> REQUIRED TASK: Please return the full listing below without altering anything.

___ INPUT FOR THIS TASK

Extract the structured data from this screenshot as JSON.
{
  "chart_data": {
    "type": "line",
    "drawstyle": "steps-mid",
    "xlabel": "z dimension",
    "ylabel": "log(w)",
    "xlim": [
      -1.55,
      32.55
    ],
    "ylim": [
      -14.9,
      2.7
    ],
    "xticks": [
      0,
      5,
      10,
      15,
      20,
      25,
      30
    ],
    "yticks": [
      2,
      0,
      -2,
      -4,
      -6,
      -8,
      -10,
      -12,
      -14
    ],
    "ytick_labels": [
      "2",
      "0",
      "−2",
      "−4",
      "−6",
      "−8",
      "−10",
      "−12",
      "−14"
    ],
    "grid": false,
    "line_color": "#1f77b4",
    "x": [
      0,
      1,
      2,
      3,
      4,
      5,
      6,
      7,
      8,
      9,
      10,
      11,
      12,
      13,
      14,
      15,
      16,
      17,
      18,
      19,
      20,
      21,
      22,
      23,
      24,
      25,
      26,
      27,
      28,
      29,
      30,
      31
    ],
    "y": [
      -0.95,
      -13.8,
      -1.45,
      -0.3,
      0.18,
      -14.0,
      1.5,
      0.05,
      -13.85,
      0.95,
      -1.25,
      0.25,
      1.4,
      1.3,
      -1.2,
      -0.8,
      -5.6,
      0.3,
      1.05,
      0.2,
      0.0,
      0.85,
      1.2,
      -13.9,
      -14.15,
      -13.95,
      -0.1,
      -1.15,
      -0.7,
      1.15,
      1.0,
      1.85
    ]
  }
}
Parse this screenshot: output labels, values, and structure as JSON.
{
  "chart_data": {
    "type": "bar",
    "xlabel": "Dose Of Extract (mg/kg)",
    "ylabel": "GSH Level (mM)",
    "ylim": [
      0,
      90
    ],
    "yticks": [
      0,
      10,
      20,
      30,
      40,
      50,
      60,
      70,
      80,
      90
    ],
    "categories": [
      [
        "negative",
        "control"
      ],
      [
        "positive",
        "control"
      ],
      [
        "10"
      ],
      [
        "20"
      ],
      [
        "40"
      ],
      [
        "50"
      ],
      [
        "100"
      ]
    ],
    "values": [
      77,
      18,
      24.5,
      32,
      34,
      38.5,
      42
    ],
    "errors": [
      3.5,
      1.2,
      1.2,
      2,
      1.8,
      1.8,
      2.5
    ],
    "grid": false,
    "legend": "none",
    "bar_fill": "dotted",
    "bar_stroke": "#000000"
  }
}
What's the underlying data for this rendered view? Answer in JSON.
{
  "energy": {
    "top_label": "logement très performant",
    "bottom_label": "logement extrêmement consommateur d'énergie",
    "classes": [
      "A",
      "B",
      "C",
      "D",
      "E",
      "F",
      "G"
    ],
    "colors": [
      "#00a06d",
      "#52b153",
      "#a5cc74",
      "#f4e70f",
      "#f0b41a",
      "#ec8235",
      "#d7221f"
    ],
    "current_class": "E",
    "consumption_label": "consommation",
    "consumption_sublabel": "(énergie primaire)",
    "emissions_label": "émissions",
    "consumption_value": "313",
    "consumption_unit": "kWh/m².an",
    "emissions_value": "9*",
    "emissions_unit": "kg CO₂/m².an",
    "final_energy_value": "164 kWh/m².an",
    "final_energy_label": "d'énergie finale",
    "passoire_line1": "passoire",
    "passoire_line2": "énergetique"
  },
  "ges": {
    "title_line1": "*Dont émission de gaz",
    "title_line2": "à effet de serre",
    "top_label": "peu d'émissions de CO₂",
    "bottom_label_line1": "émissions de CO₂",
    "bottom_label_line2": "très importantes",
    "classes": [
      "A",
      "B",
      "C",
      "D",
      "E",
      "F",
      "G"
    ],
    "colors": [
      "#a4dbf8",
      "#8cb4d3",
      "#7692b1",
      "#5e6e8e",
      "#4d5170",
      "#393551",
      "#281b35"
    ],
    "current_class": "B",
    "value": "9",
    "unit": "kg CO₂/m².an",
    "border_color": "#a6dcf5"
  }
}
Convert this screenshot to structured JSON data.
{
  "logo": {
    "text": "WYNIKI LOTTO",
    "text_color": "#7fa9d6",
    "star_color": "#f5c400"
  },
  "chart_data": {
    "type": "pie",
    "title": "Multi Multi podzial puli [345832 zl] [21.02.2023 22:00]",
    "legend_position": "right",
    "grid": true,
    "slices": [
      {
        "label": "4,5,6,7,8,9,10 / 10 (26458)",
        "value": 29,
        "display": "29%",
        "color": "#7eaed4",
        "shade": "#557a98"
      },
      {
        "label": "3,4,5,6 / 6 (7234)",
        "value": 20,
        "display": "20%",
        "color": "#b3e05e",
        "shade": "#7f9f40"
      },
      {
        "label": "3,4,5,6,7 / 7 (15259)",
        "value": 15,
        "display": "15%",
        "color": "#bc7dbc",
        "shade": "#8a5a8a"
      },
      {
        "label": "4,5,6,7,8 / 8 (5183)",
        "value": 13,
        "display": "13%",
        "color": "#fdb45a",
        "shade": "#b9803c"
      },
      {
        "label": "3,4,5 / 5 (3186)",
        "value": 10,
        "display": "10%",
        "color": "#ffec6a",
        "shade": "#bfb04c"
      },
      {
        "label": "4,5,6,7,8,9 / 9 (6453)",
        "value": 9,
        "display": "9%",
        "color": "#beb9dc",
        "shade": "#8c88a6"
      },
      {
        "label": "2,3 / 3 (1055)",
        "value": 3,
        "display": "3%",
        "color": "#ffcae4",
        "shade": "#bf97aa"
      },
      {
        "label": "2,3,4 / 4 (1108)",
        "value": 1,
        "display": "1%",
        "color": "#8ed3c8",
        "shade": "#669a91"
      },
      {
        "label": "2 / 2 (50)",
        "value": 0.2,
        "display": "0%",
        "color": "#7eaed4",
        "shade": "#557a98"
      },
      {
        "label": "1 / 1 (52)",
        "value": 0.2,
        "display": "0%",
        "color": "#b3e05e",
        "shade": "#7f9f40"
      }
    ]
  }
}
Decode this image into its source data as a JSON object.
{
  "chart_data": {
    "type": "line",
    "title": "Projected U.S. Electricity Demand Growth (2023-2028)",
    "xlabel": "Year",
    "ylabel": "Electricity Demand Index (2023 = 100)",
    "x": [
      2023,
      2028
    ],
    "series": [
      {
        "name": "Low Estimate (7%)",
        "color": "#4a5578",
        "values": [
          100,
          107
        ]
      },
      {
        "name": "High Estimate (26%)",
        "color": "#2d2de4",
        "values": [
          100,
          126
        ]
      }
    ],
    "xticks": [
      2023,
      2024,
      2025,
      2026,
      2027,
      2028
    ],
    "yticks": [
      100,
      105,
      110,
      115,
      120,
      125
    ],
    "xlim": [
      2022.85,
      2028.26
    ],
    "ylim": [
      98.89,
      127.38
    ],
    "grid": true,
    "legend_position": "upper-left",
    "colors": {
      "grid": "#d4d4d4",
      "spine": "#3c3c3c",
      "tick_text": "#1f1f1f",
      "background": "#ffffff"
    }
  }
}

______

> RESULT:
Extract the structured data from this screenshot as JSON.
{
  "chart_data": {
    "type": "line",
    "drawstyle": "steps-mid",
    "xlabel": "z dimension",
    "ylabel": "log(w)",
    "xlim": [
      -1.55,
      32.55
    ],
    "ylim": [
      -14.9,
      2.7
    ],
    "xticks": [
      0,
      5,
      10,
      15,
      20,
      25,
      30
    ],
    "yticks": [
      2,
      0,
      -2,
      -4,
      -6,
      -8,
      -10,
      -12,
      -14
    ],
    "ytick_labels": [
      "2",
      "0",
      "−2",
      "−4",
      "−6",
      "−8",
      "−10",
      "−12",
      "−14"
    ],
    "grid": false,
    "line_color": "#1f77b4",
    "x": [
      0,
      1,
      2,
      3,
      4,
      5,
      6,
      7,
      8,
      9,
      10,
      11,
      12,
      13,
      14,
      15,
      16,
      17,
      18,
      19,
      20,
      21,
      22,
      23,
      24,
      25,
      26,
      27,
      28,
      29,
      30,
      31
    ],
    "y": [
      -0.95,
      -13.8,
      -1.45,
      -0.3,
      0.18,
      -14.0,
      1.5,
      0.05,
      -13.85,
      0.95,
      -1.25,
      0.25,
      1.4,
      1.3,
      -1.2,
      -0.8,
      -5.6,
      0.3,
      1.05,
      0.2,
      0.0,
      0.85,
      1.2,
      -13.9,
      -14.15,
      -13.95,
      -0.1,
      -1.15,
      -0.7,
      1.15,
      1.0,
      1.85
    ]
  }
}
Parse this screenshot: output labels, values, and structure as JSON.
{
  "chart_data": {
    "type": "bar",
    "xlabel": "Dose Of Extract (mg/kg)",
    "ylabel": "GSH Level (mM)",
    "ylim": [
      0,
      90
    ],
    "yticks": [
      0,
      10,
      20,
      30,
      40,
      50,
      60,
      70,
      80,
      90
    ],
    "categories": [
      [
        "negative",
        "control"
      ],
      [
        "positive",
        "control"
      ],
      [
        "10"
      ],
      [
        "20"
      ],
      [
        "40"
      ],
      [
        "50"
      ],
      [
        "100"
      ]
    ],
    "values": [
      77,
      18,
      24.5,
      32,
      34,
      38.5,
      42
    ],
    "errors": [
      3.5,
      1.2,
      1.2,
      2,
      1.8,
      1.8,
      2.5
    ],
    "grid": false,
    "legend": "none",
    "bar_fill": "dotted",
    "bar_stroke": "#000000"
  }
}
What's the underlying data for this rendered view? Answer in JSON.
{
  "energy": {
    "top_label": "logement très performant",
    "bottom_label": "logement extrêmement consommateur d'énergie",
    "classes": [
      "A",
      "B",
      "C",
      "D",
      "E",
      "F",
      "G"
    ],
    "colors": [
      "#00a06d",
      "#52b153",
      "#a5cc74",
      "#f4e70f",
      "#f0b41a",
      "#ec8235",
      "#d7221f"
    ],
    "current_class": "E",
    "consumption_label": "consommation",
    "consumption_sublabel": "(énergie primaire)",
    "emissions_label": "émissions",
    "consumption_value": "313",
    "consumption_unit": "kWh/m².an",
    "emissions_value": "9*",
    "emissions_unit": "kg CO₂/m².an",
    "final_energy_value": "164 kWh/m².an",
    "final_energy_label": "d'énergie finale",
    "passoire_line1": "passoire",
    "passoire_line2": "énergetique"
  },
  "ges": {
    "title_line1": "*Dont émission de gaz",
    "title_line2": "à effet de serre",
    "top_label": "peu d'émissions de CO₂",
    "bottom_label_line1": "émissions de CO₂",
    "bottom_label_line2": "très importantes",
    "classes": [
      "A",
      "B",
      "C",
      "D",
      "E",
      "F",
      "G"
    ],
    "colors": [
      "#a4dbf8",
      "#8cb4d3",
      "#7692b1",
      "#5e6e8e",
      "#4d5170",
      "#393551",
      "#281b35"
    ],
    "current_class": "B",
    "value": "9",
    "unit": "kg CO₂/m².an",
    "border_color": "#a6dcf5"
  }
}
Convert this screenshot to structured JSON data.
{
  "logo": {
    "text": "WYNIKI LOTTO",
    "text_color": "#7fa9d6",
    "star_color": "#f5c400"
  },
  "chart_data": {
    "type": "pie",
    "title": "Multi Multi podzial puli [345832 zl] [21.02.2023 22:00]",
    "legend_position": "right",
    "grid": true,
    "slices": [
      {
        "label": "4,5,6,7,8,9,10 / 10 (26458)",
        "value": 29,
        "display": "29%",
        "color": "#7eaed4",
        "shade": "#557a98"
      },
      {
        "label": "3,4,5,6 / 6 (7234)",
        "value": 20,
        "display": "20%",
        "color": "#b3e05e",
        "shade": "#7f9f40"
      },
      {
        "label": "3,4,5,6,7 / 7 (15259)",
        "value": 15,
        "display": "15%",
        "color": "#bc7dbc",
        "shade": "#8a5a8a"
      },
      {
        "label": "4,5,6,7,8 / 8 (5183)",
        "value": 13,
        "display": "13%",
        "color": "#fdb45a",
        "shade": "#b9803c"
      },
      {
        "label": "3,4,5 / 5 (3186)",
        "value": 10,
        "display": "10%",
        "color": "#ffec6a",
        "shade": "#bfb04c"
      },
      {
        "label": "4,5,6,7,8,9 / 9 (6453)",
        "value": 9,
        "display": "9%",
        "color": "#beb9dc",
        "shade": "#8c88a6"
      },
      {
        "label": "2,3 / 3 (1055)",
        "value": 3,
        "display": "3%",
        "color": "#ffcae4",
        "shade": "#bf97aa"
      },
      {
        "label": "2,3,4 / 4 (1108)",
        "value": 1,
        "display": "1%",
        "color": "#8ed3c8",
        "shade": "#669a91"
      },
      {
        "label": "2 / 2 (50)",
        "value": 0.2,
        "display": "0%",
        "color": "#7eaed4",
        "shade": "#557a98"
      },
      {
        "label": "1 / 1 (52)",
        "value": 0.2,
        "display": "0%",
        "color": "#b3e05e",
        "shade": "#7f9f40"
      }
    ]
  }
}
Decode this image into its source data as a JSON object.
{
  "chart_data": {
    "type": "line",
    "title": "Projected U.S. Electricity Demand Growth (2023-2028)",
    "xlabel": "Year",
    "ylabel": "Electricity Demand Index (2023 = 100)",
    "x": [
      2023,
      2028
    ],
    "series": [
      {
        "name": "Low Estimate (7%)",
        "color": "#4a5578",
        "values": [
          100,
          107
        ]
      },
      {
        "name": "High Estimate (26%)",
        "color": "#2d2de4",
        "values": [
          100,
          126
        ]
      }
    ],
    "xticks": [
      2023,
      2024,
      2025,
      2026,
      2027,
      2028
    ],
    "yticks": [
      100,
      105,
      110,
      115,
      120,
      125
    ],
    "xlim": [
      2022.85,
      2028.26
    ],
    "ylim": [
      98.89,
      127.38
    ],
    "grid": true,
    "legend_position": "upper-left",
    "colors": {
      "grid": "#d4d4d4",
      "spine": "#3c3c3c",
      "tick_text": "#1f1f1f",
      "background": "#ffffff"
    }
  }
}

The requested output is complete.